# Exercise materials

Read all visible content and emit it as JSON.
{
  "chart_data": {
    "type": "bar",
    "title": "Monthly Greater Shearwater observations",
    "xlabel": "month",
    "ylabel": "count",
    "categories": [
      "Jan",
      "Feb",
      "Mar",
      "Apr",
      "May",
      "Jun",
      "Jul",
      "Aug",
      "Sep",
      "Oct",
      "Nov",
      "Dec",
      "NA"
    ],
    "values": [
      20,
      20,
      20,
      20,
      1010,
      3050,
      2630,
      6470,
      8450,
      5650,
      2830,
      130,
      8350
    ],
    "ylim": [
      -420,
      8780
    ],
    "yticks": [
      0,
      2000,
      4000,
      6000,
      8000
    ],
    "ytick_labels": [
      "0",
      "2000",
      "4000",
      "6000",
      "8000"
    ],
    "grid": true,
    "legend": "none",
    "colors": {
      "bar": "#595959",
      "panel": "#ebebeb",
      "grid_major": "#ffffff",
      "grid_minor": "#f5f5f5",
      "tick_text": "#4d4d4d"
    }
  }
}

# Task to carry out
Reproduce each entry word for word.

# Answer
Read all visible content and emit it as JSON.
{
  "chart_data": {
    "type": "bar",
    "title": "Monthly Greater Shearwater observations",
    "xlabel": "month",
    "ylabel": "count",
    "categories": [
      "Jan",
      "Feb",
      "Mar",
      "Apr",
      "May",
      "Jun",
      "Jul",
      "Aug",
      "Sep",
      "Oct",
      "Nov",
      "Dec",
      "NA"
    ],
    "values": [
      20,
      20,
      20,
      20,
      1010,
      3050,
      2630,
      6470,
      8450,
      5650,
      2830,
      130,
      8350
    ],
    "ylim": [
      -420,
      8780
    ],
    "yticks": [
      0,
      2000,
      4000,
      6000,
      8000
    ],
    "ytick_labels": [
      "0",
      "2000",
      "4000",
      "6000",
      "8000"
    ],
    "grid": true,
    "legend": "none",
    "colors": {
      "bar": "#595959",
      "panel": "#ebebeb",
      "grid_major": "#ffffff",
      "grid_minor": "#f5f5f5",
      "tick_text": "#4d4d4d"
    }
  }
}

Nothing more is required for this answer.